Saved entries
══════════
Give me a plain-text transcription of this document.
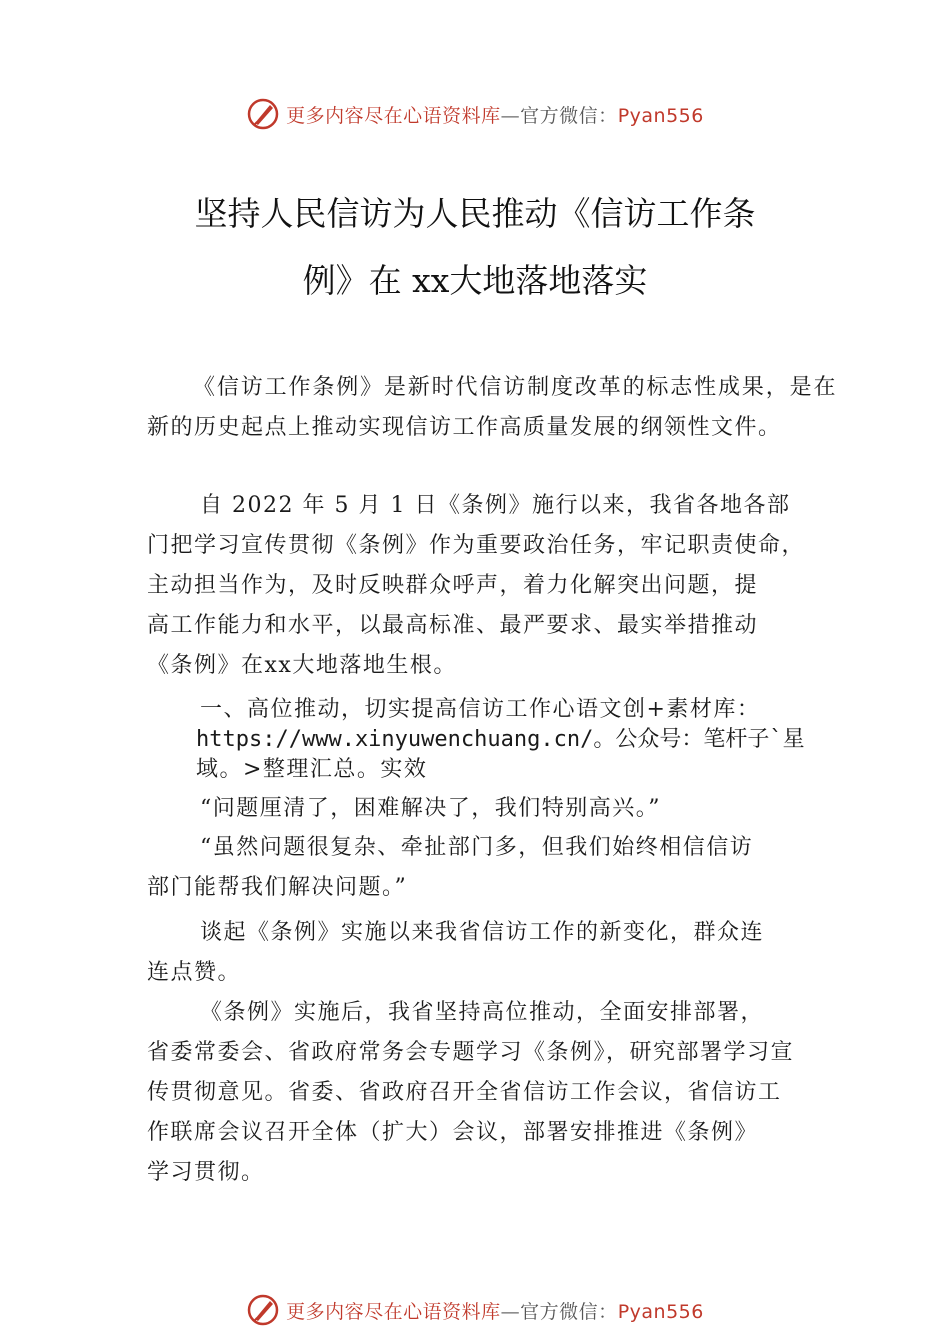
更多内容尽在心语资料库—官方微信：Pyan556
坚持人民信访为人民推动《信访工作条
例》在 xx大地落地落实

《信访工作条例》是新时代信访制度改革的标志性成果，是在新的历史起点上推动实现信访工作高质量发展的纲领性文件。

自 2022 年 5 月 1 日《条例》施行以来，我省各地各部
门把学习宣传贯彻《条例》作为重要政治任务，牢记职责使命，
主动担当作为，及时反映群众呼声，着力化解突出问题，提
高工作能力和水平，以最高标准、最严要求、最实举措推动
《条例》在xx大地落地生根。
一、高位推动，切实提高信访工作心语文创+素材库：
https://www.xinyuwenchuang.cn/。公众号：笔杆子`星
域。>整理汇总。实效
“问题厘清了，困难解决了，我们特别高兴。”
“虽然问题很复杂、牵扯部门多，但我们始终相信信访
部门能帮我们解决问题。”
谈起《条例》实施以来我省信访工作的新变化，群众连
连点赞。
《条例》实施后，我省坚持高位推动，全面安排部署，
省委常委会、省政府常务会专题学习《条例》，研究部署学习宣
传贯彻意见。省委、省政府召开全省信访工作会议，省信访工
作联席会议召开全体（扩大）会议，部署安排推进《条例》
学习贯彻。
更多内容尽在心语资料库—官方微信：Pyan556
══════════
Required task >> Will you restate every entry word for word and omit the images?

Written answer >>
Give me a plain-text transcription of this document.
更多内容尽在心语资料库—官方微信：Pyan556
坚持人民信访为人民推动《信访工作条
例》在 xx大地落地落实

《信访工作条例》是新时代信访制度改革的标志性成果，是在新的历史起点上推动实现信访工作高质量发展的纲领性文件。

自 2022 年 5 月 1 日《条例》施行以来，我省各地各部
门把学习宣传贯彻《条例》作为重要政治任务，牢记职责使命，
主动担当作为，及时反映群众呼声，着力化解突出问题，提
高工作能力和水平，以最高标准、最严要求、最实举措推动
《条例》在xx大地落地生根。
一、高位推动，切实提高信访工作心语文创+素材库：
https://www.xinyuwenchuang.cn/。公众号：笔杆子`星
域。>整理汇总。实效
“问题厘清了，困难解决了，我们特别高兴。”
“虽然问题很复杂、牵扯部门多，但我们始终相信信访
部门能帮我们解决问题。”
谈起《条例》实施以来我省信访工作的新变化，群众连
连点赞。
《条例》实施后，我省坚持高位推动，全面安排部署，
省委常委会、省政府常务会专题学习《条例》，研究部署学习宣
传贯彻意见。省委、省政府召开全省信访工作会议，省信访工
作联席会议召开全体（扩大）会议，部署安排推进《条例》
学习贯彻。
更多内容尽在心语资料库—官方微信：Pyan556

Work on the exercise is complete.